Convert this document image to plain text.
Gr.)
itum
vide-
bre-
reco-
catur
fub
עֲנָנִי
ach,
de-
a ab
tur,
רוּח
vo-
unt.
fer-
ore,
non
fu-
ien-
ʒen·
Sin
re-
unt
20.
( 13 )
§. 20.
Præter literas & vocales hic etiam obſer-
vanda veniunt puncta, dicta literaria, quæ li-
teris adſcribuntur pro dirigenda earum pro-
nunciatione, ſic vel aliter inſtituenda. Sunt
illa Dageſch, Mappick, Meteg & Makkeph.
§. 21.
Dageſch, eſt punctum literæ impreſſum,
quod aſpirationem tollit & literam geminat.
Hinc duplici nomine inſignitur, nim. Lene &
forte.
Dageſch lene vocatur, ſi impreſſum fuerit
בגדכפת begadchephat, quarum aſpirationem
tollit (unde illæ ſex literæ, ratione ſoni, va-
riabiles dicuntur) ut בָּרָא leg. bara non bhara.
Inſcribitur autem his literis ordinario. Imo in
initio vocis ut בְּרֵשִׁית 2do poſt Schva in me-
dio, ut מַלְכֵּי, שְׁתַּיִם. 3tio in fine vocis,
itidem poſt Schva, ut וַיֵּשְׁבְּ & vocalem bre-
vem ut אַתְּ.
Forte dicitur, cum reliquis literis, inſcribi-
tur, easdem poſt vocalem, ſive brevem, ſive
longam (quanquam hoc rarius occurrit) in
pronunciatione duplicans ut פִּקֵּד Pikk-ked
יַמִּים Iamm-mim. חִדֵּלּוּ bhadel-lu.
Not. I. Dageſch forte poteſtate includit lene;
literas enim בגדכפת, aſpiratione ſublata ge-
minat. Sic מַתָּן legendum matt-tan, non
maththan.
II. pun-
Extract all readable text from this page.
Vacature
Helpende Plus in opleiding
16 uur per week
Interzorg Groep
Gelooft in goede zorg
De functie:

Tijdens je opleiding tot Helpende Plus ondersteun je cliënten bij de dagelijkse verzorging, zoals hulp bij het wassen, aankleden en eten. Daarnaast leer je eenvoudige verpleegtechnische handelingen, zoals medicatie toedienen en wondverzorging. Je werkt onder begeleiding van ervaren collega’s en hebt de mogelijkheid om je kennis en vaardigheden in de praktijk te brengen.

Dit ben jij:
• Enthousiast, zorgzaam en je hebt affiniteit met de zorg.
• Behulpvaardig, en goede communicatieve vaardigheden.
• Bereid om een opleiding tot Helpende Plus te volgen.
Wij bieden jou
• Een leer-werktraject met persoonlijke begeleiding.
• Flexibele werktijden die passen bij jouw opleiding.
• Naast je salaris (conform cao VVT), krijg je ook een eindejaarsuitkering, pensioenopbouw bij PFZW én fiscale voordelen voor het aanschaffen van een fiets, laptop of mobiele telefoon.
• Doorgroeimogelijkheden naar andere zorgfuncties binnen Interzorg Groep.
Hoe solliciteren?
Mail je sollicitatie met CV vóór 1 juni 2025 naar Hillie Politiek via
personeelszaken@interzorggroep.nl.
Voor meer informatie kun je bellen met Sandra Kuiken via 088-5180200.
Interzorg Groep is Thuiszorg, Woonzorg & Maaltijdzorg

Your goal: Copy all the lines, exactly.

Solution for this exercise:
Convert this document image to plain text.
Gr.)
itum
vide-
bre-
reco-
catur
fub
עֲנָנִי
ach,
de-
a ab
tur,
רוּח
vo-
unt.
fer-
ore,
non
fu-
ien-
ʒen·
Sin
re-
unt
20.
( 13 )
§. 20.
Præter literas & vocales hic etiam obſer-
vanda veniunt puncta, dicta literaria, quæ li-
teris adſcribuntur pro dirigenda earum pro-
nunciatione, ſic vel aliter inſtituenda. Sunt
illa Dageſch, Mappick, Meteg & Makkeph.
§. 21.
Dageſch, eſt punctum literæ impreſſum,
quod aſpirationem tollit & literam geminat.
Hinc duplici nomine inſignitur, nim. Lene &
forte.
Dageſch lene vocatur, ſi impreſſum fuerit
בגדכפת begadchephat, quarum aſpirationem
tollit (unde illæ ſex literæ, ratione ſoni, va-
riabiles dicuntur) ut בָּרָא leg. bara non bhara.
Inſcribitur autem his literis ordinario. Imo in
initio vocis ut בְּרֵשִׁית 2do poſt Schva in me-
dio, ut מַלְכֵּי, שְׁתַּיִם. 3tio in fine vocis,
itidem poſt Schva, ut וַיֵּשְׁבְּ & vocalem bre-
vem ut אַתְּ.
Forte dicitur, cum reliquis literis, inſcribi-
tur, easdem poſt vocalem, ſive brevem, ſive
longam (quanquam hoc rarius occurrit) in
pronunciatione duplicans ut פִּקֵּד Pikk-ked
יַמִּים Iamm-mim. חִדֵּלּוּ bhadel-lu.
Not. I. Dageſch forte poteſtate includit lene;
literas enim בגדכפת, aſpiratione ſublata ge-
minat. Sic מַתָּן legendum matt-tan, non
maththan.
II. pun-
Extract all readable text from this page.
Vacature
Helpende Plus in opleiding
16 uur per week
Interzorg Groep
Gelooft in goede zorg
De functie:

Tijdens je opleiding tot Helpende Plus ondersteun je cliënten bij de dagelijkse verzorging, zoals hulp bij het wassen, aankleden en eten. Daarnaast leer je eenvoudige verpleegtechnische handelingen, zoals medicatie toedienen en wondverzorging. Je werkt onder begeleiding van ervaren collega’s en hebt de mogelijkheid om je kennis en vaardigheden in de praktijk te brengen.

Dit ben jij:
• Enthousiast, zorgzaam en je hebt affiniteit met de zorg.
• Behulpvaardig, en goede communicatieve vaardigheden.
• Bereid om een opleiding tot Helpende Plus te volgen.
Wij bieden jou
• Een leer-werktraject met persoonlijke begeleiding.
• Flexibele werktijden die passen bij jouw opleiding.
• Naast je salaris (conform cao VVT), krijg je ook een eindejaarsuitkering, pensioenopbouw bij PFZW én fiscale voordelen voor het aanschaffen van een fiets, laptop of mobiele telefoon.
• Doorgroeimogelijkheden naar andere zorgfuncties binnen Interzorg Groep.
Hoe solliciteren?
Mail je sollicitatie met CV vóór 1 juni 2025 naar Hillie Politiek via
personeelszaken@interzorggroep.nl.
Voor meer informatie kun je bellen met Sandra Kuiken via 088-5180200.
Interzorg Groep is Thuiszorg, Woonzorg & Maaltijdzorg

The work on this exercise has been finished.